## [Stated task]
Identify the lines that contain the string "ALPHA", then copy each of them.

## [Records provided]
_ _ _ _ _
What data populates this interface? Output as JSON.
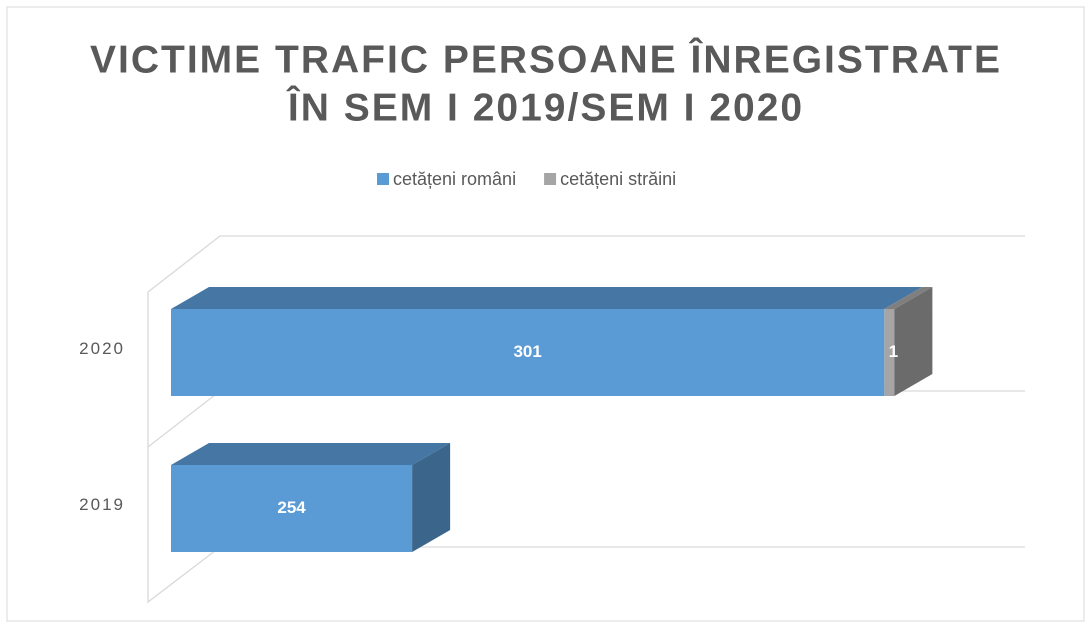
{
  "chart_data": {
    "type": "bar3d_stacked_horizontal",
    "title": [
      "VICTIME TRAFIC PERSOANE ÎNREGISTRATE",
      "ÎN SEM I 2019/SEM I 2020"
    ],
    "categories": [
      "2019",
      "2020"
    ],
    "series": [
      {
        "name": "cetățeni români",
        "color": "#5b9bd5",
        "values": [
          254,
          301
        ]
      },
      {
        "name": "cetățeni străini",
        "color": "#a5a5a5",
        "values": [
          null,
          1
        ]
      }
    ],
    "xlim": [
      230,
      315
    ],
    "legend": "top"
  }
}
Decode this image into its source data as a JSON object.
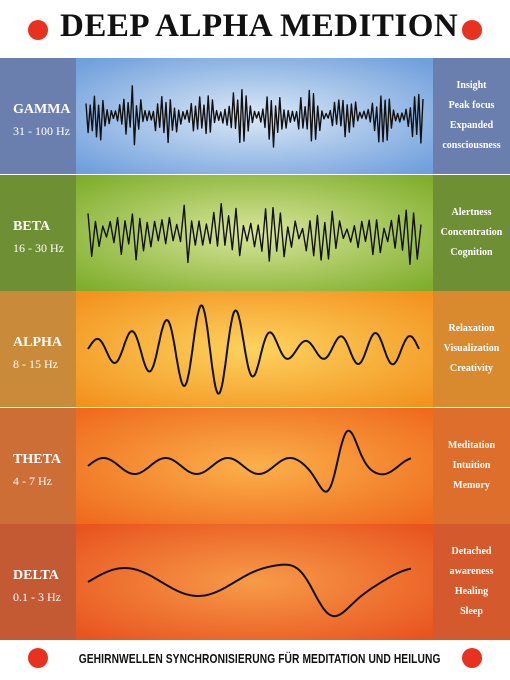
{
  "title": "DEEP ALPHA MEDITION",
  "footer": "GEHIRNWELLEN  SYNCHRONISIERUNG FÜR MEDITATION UND HEILUNG",
  "colors": {
    "dot": "#e8311e",
    "wave_stroke": "#111111"
  },
  "bands": [
    {
      "name": "GAMMA",
      "range": "31 - 100 Hz",
      "states": [
        "Insight",
        "Peak focus",
        "Expanded",
        "consciousness"
      ],
      "colors": {
        "side_left": "#6b7fae",
        "side_right": "#6b7fae",
        "inner": "#dce9f6",
        "outer": "#6f9fdc"
      }
    },
    {
      "name": "BETA",
      "range": "16 - 30 Hz",
      "states": [
        "Alertness",
        "Concentration",
        "Cognition"
      ],
      "colors": {
        "side_left": "#6f8f35",
        "side_right": "#6f8f35",
        "inner": "#d9e69a",
        "outer": "#7fae2c"
      }
    },
    {
      "name": "ALPHA",
      "range": "8 - 15 Hz",
      "states": [
        "Relaxation",
        "Visualization",
        "Creativity"
      ],
      "colors": {
        "side_left": "#c98a3a",
        "side_right": "#d98a2f",
        "inner": "#fdd25e",
        "outer": "#f3921f"
      }
    },
    {
      "name": "THETA",
      "range": "4 - 7 Hz",
      "states": [
        "Meditation",
        "Intuition",
        "Memory"
      ],
      "colors": {
        "side_left": "#cd6e36",
        "side_right": "#dd6e2b",
        "inner": "#fbb04a",
        "outer": "#ef6b1e"
      }
    },
    {
      "name": "DELTA",
      "range": "0.1 - 3 Hz",
      "states": [
        "Detached",
        "awareness",
        "Healing",
        "Sleep"
      ],
      "colors": {
        "side_left": "#c45a34",
        "side_right": "#d4592c",
        "inner": "#f79b48",
        "outer": "#e8541f"
      }
    }
  ]
}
_ _ _ _ _
## [Correct output]
  "title": "DEEP ALPHA MEDITION",
      "name": "ALPHA",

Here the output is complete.